====== Records to use

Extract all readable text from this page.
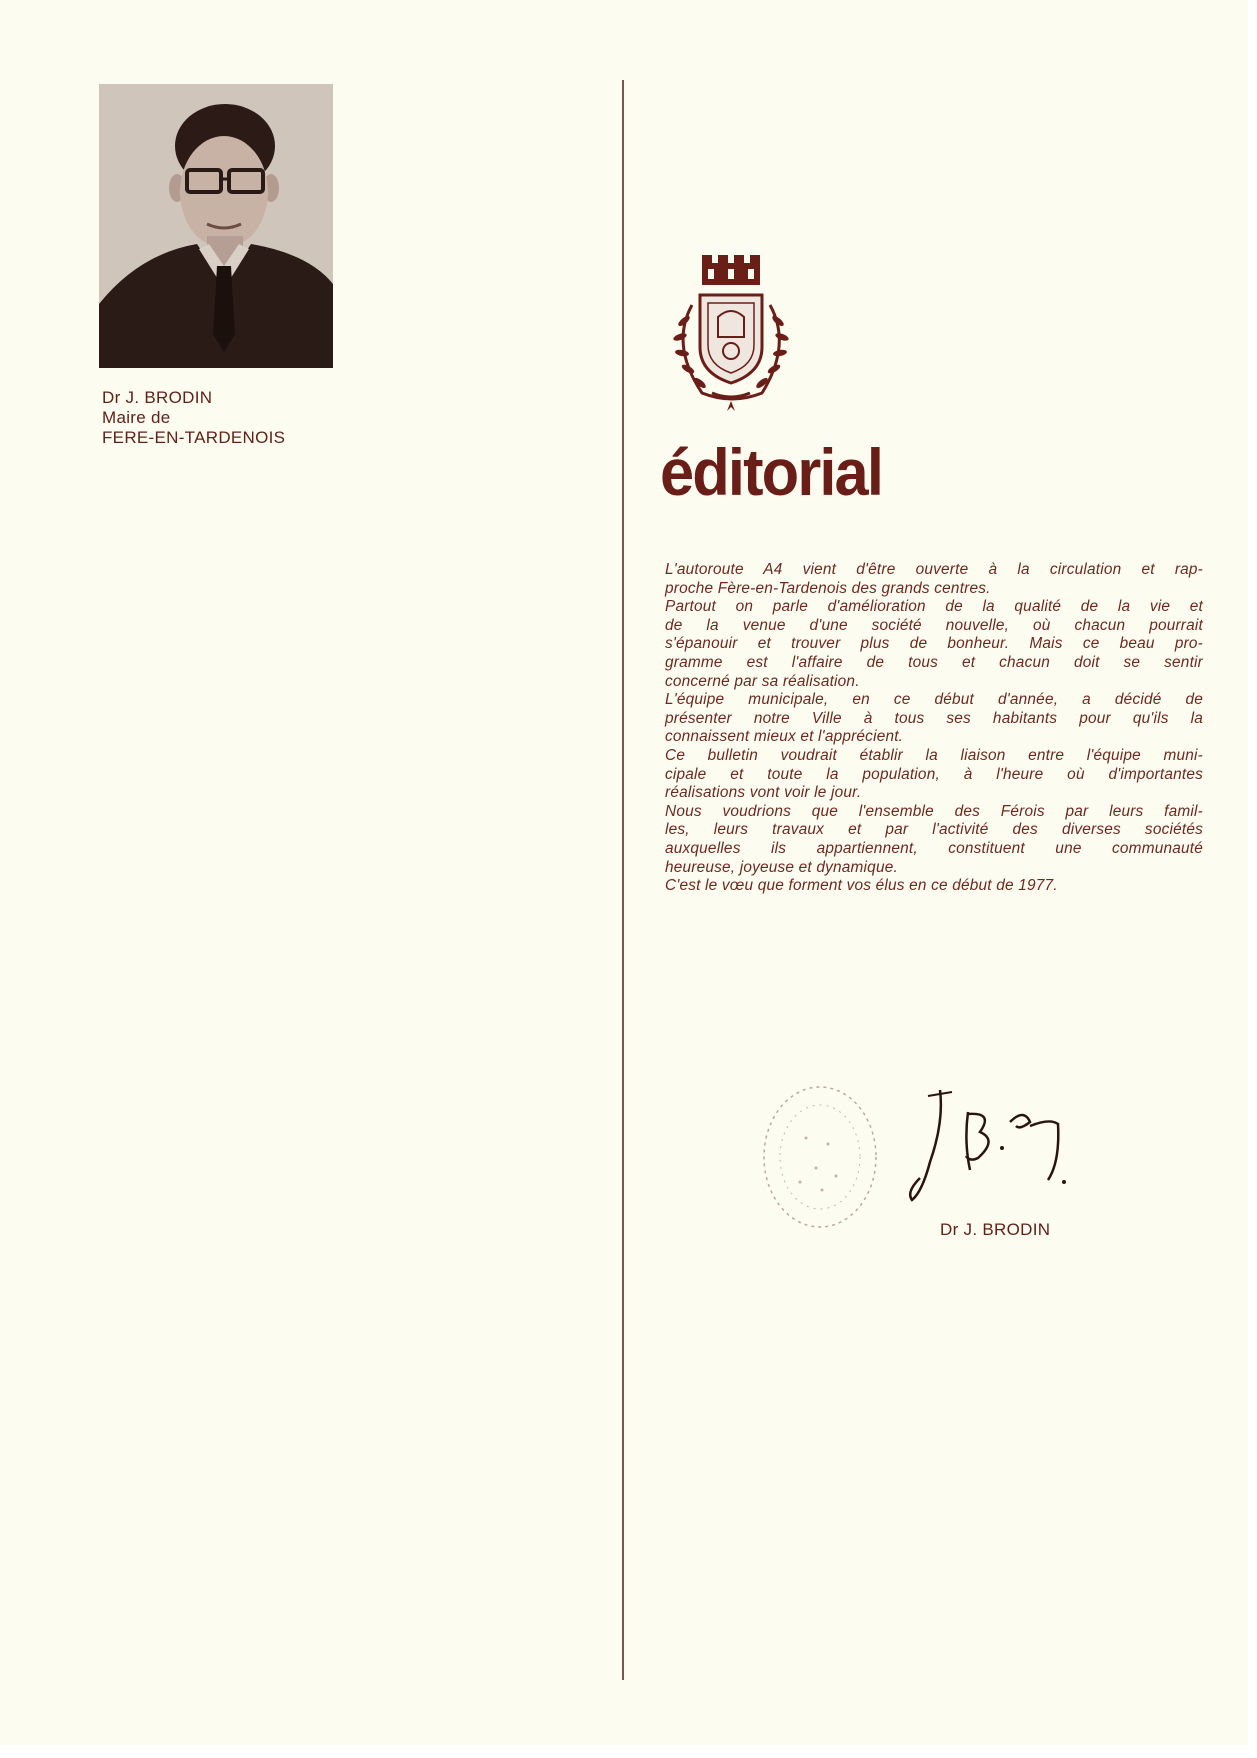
Dr J. BRODIN
Maire de
FERE-EN-TARDENOIS	éditorial
L'autoroute A4 vient d'être ouverte à la circulation et rap-
proche Fère-en-Tardenois des grands centres.
Partout on parle d'amélioration de la qualité de la vie et
de la venue d'une société nouvelle, où chacun pourrait
s'épanouir et trouver plus de bonheur. Mais ce beau pro-
gramme est l'affaire de tous et chacun doit se sentir
concerné par sa réalisation.
L'équipe municipale, en ce début d'année, a décidé de
présenter notre Ville à tous ses habitants pour qu'ils la
connaissent mieux et l'apprécient.
Ce bulletin voudrait établir la liaison entre l'équipe muni-
cipale et toute la population, à l'heure où d'importantes
réalisations vont voir le jour.
Nous voudrions que l'ensemble des Férois par leurs famil-
les, leurs travaux et par l'activité des diverses sociétés
auxquelles ils appartiennent, constituent une communauté
heureuse, joyeuse et dynamique.
C'est le vœu que forment vos élus en ce début de 1977.
Dr J. BRODIN
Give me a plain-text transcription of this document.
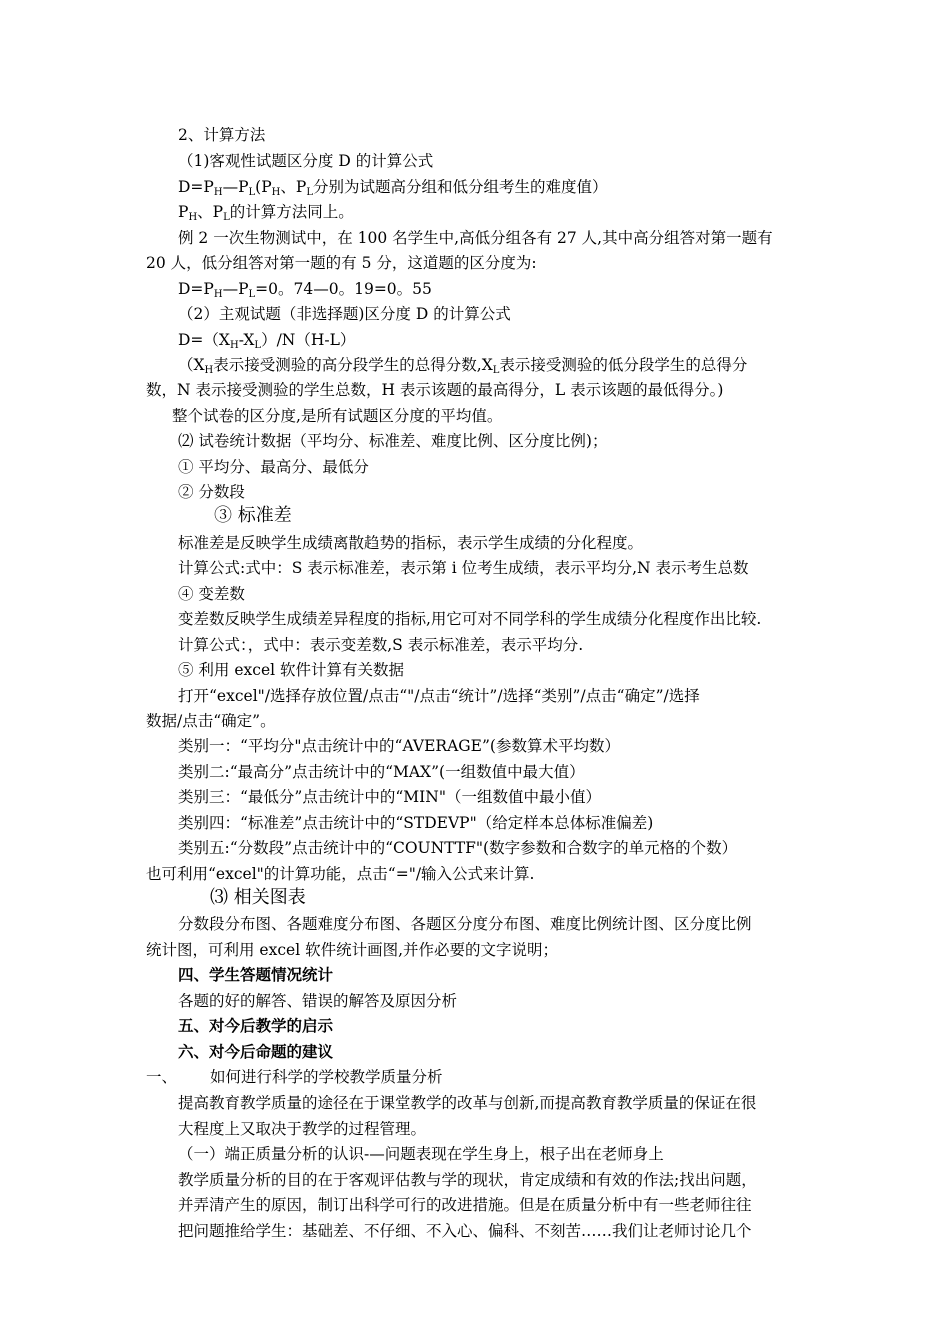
2、计算方法

（1)客观性试题区分度 D 的计算公式

$D=P_H—P_L(P_H$、$P_L$分别为试题高分组和低分组考生的难度值）

$P_H$、$P_L$的计算方法同上。

例 2 一次生物测试中，在 100 名学生中,高低分组各有 27 人,其中高分组答对第一题有

20 人，低分组答对第一题的有 5 分，这道题的区分度为:

$D=P_H—P_L=0$。74—0。19=0。55

（2）主观试题（非选择题)区分度 D 的计算公式

$D=(X_H-X_L)/N(H-L)$

（$X_H$表示接受测验的高分段学生的总得分数$,X_L$表示接受测验的低分段学生的总得分

数，N 表示接受测验的学生总数，H 表示该题的最高得分，L 表示该题的最低得分。)

整个试卷的区分度,是所有试题区分度的平均值。

⑵ 试卷统计数据（平均分、标准差、难度比例、区分度比例)；

① 平均分、最高分、最低分

② 分数段

③ 标准差

标准差是反映学生成绩离散趋势的指标，表示学生成绩的分化程度。

计算公式:式中：S 表示标准差，表示第 i 位考生成绩，表示平均分,N 表示考生总数

④ 变差数

变差数反映学生成绩差异程度的指标,用它可对不同学科的学生成绩分化程度作出比较.

计算公式：，式中：表示变差数,S 表示标准差，表示平均分.

⑤ 利用 excel 软件计算有关数据

打开“excel"/选择存放位置/点击“"/点击“统计”/选择“类别”/点击“确定”/选择

数据/点击“确定”。

类别一：“平均分"点击统计中的“AVERAGE”(参数算术平均数）

类别二:“最高分”点击统计中的“MAX”(一组数值中最大值）

类别三：“最低分”点击统计中的“MIN"（一组数值中最小值）

类别四：“标准差”点击统计中的“STDEVP"（给定样本总体标准偏差)

类别五:“分数段”点击统计中的“COUNTTF"(数字参数和合数字的单元格的个数）

也可利用“excel"的计算功能，点击“="/输入公式来计算.

⑶ 相关图表

分数段分布图、各题难度分布图、各题区分度分布图、难度比例统计图、区分度比例

统计图，可利用 excel 软件统计画图,并作必要的文字说明；

四、学生答题情况统计

各题的好的解答、错误的解答及原因分析

五、对今后教学的启示

六、对今后命题的建议

一、 如何进行科学的学校教学质量分析

提高教育教学质量的途径在于课堂教学的改革与创新,而提高教育教学质量的保证在很

大程度上又取决于教学的过程管理。

（一）端正质量分析的认识-—问题表现在学生身上，根子出在老师身上

教学质量分析的目的在于客观评估教与学的现状，肯定成绩和有效的作法;找出问题，

并弄清产生的原因，制订出科学可行的改进措施。但是在质量分析中有一些老师往往

把问题推给学生：基础差、不仔细、不入心、偏科、不刻苦……我们让老师讨论几个
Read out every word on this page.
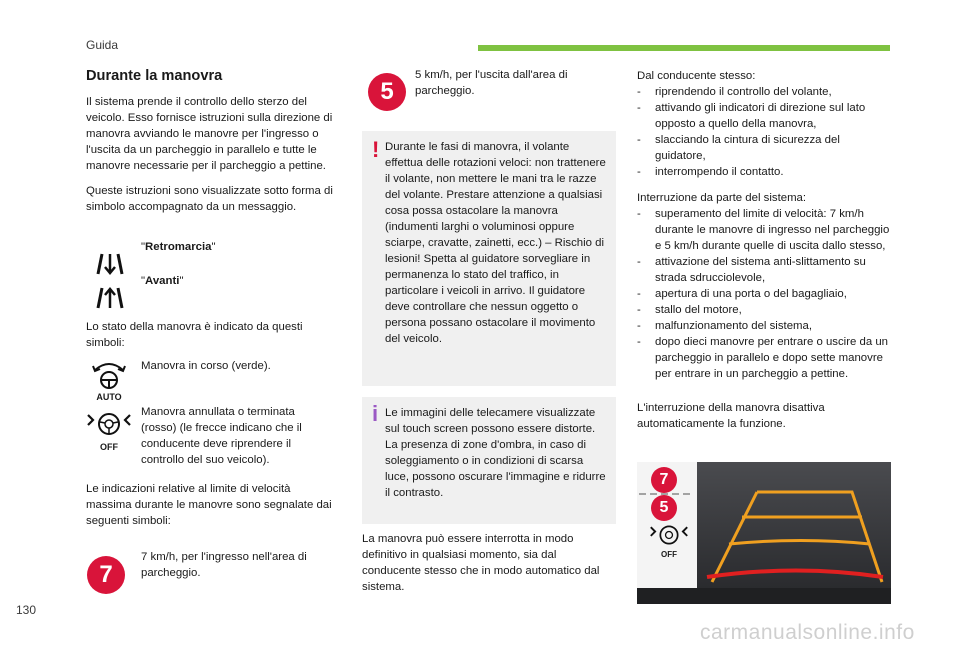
Guida
Durante la manovra

Il sistema prende il controllo dello sterzo del veicolo. Esso fornisce istruzioni sulla direzione di manovra avviando le manovre per l'ingresso o l'uscita da un parcheggio in parallelo e tutte le manovre necessarie per il parcheggio a pettine.

Queste istruzioni sono visualizzate sotto forma di simbolo accompagnato da un messaggio.

"Retromarcia"
"Avanti"

Lo stato della manovra è indicato da questi simboli:

AUTO
Manovra in corso (verde).
OFF
Manovra annullata o terminata (rosso) (le frecce indicano che il conducente deve riprendere il controllo del suo veicolo).

Le indicazioni relative al limite di velocità massima durante le manovre sono segnalate dai seguenti simboli:

7
7 km/h, per l'ingresso nell'area di parcheggio.
5
5 km/h, per l'uscita dall'area di parcheggio.
! Durante le fasi di manovra, il volante effettua delle rotazioni veloci: non trattenere il volante, non mettere le mani tra le razze del volante. Prestare attenzione a qualsiasi cosa possa ostacolare la manovra (indumenti larghi o voluminosi oppure sciarpe, cravatte, zainetti, ecc.) – Rischio di lesioni! Spetta al guidatore sorvegliare in permanenza lo stato del traffico, in particolare i veicoli in arrivo. Il guidatore deve controllare che nessun oggetto o persona possano ostacolare il movimento del veicolo.

i Le immagini delle telecamere visualizzate sul touch screen possono essere distorte. La presenza di zone d'ombra, in caso di soleggiamento o in condizioni di scarsa luce, possono oscurare l'immagine e ridurre il contrasto.

La manovra può essere interrotta in modo definitivo in qualsiasi momento, sia dal conducente stesso che in modo automatico dal sistema.

Dal conducente stesso:

- riprendendo il controllo del volante,
- attivando gli indicatori di direzione sul lato opposto a quello della manovra,
- slacciando la cintura di sicurezza del guidatore,
- interrompendo il contatto.

Interruzione da parte del sistema:

- superamento del limite di velocità: 7 km/h durante le manovre di ingresso nel parcheggio e 5 km/h durante quelle di uscita dallo stesso,
- attivazione del sistema anti-slittamento su strada sdrucciolevole,
- apertura di una porta o del bagagliaio,
- stallo del motore,
- malfunzionamento del sistema,
- dopo dieci manovre per entrare o uscire da un parcheggio in parallelo e dopo sette manovre per entrare in un parcheggio a pettine.

L'interruzione della manovra disattiva automaticamente la funzione.

7
5
OFF
130
carmanualsonline.info
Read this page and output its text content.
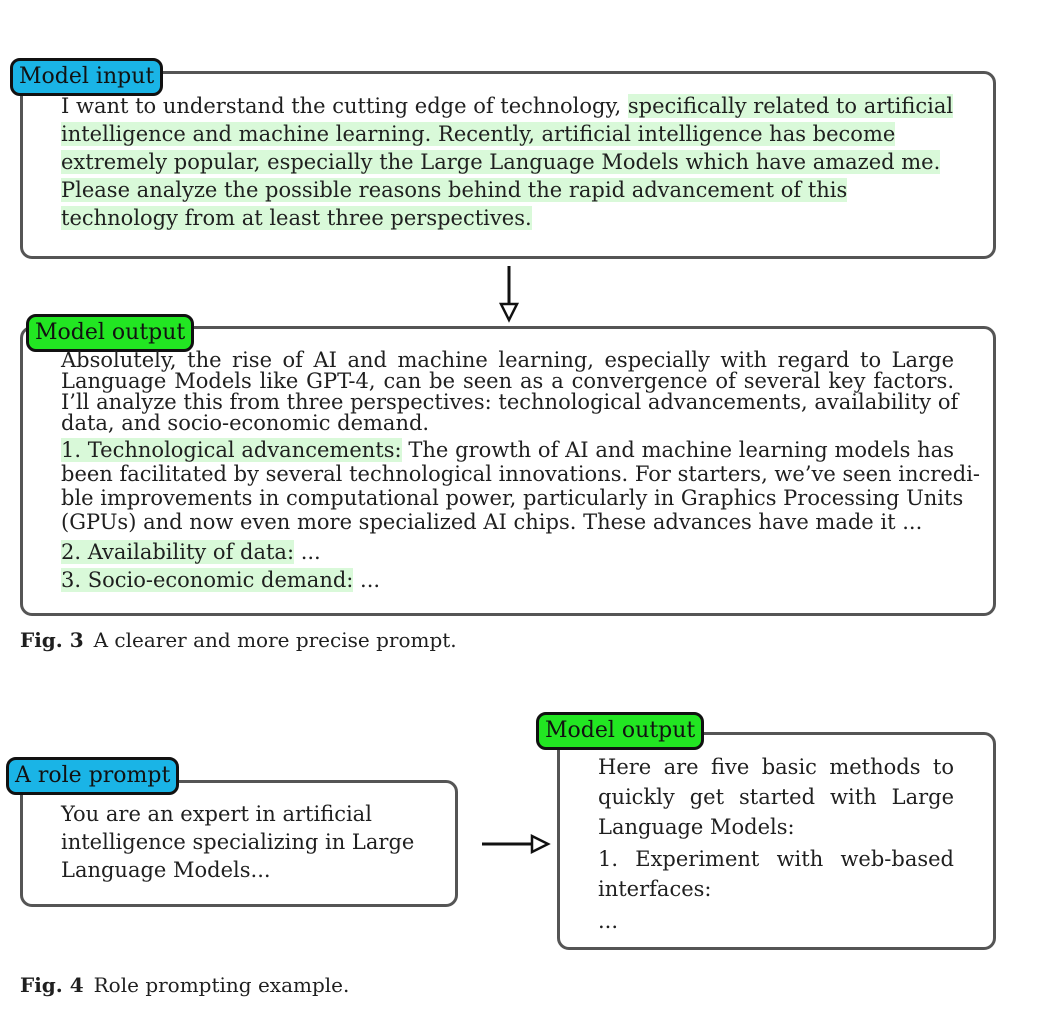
Model input
I want to understand the cutting edge of technology, specifically related to artificial
intelligence and machine learning. Recently, artificial intelligence has become
extremely popular, especially the Large Language Models which have amazed me.
Please analyze the possible reasons behind the rapid advancement of this
technology from at least three perspectives.
Model output
Absolutely, the rise of AI and machine learning, especially with regard to Large
Language Models like GPT-4, can be seen as a convergence of several key factors.
I’ll analyze this from three perspectives: technological advancements, availability of
data, and socio-economic demand.
1. Technological advancements: The growth of AI and machine learning models has
been facilitated by several technological innovations. For starters, we’ve seen incredi-
ble improvements in computational power, particularly in Graphics Processing Units
(GPUs) and now even more specialized AI chips. These advances have made it ...
2. Availability of data: ...
3. Socio-economic demand: ...
Fig. 3 A clearer and more precise prompt.
A role prompt
You are an expert in artificial
intelligence specializing in Large
Language Models...
Model output
Here are five basic methods to
quickly get started with Large
Language Models:
1. Experiment with web-based
interfaces:
...
Fig. 4 Role prompting example.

============

**Given request:** Every line in the data that holds "artificial" should be copied out.

**Exercise output:**
I want to understand the cutting edge of technology, specifically related to artificial
intelligence and machine learning. Recently, artificial intelligence has become
You are an expert in artificial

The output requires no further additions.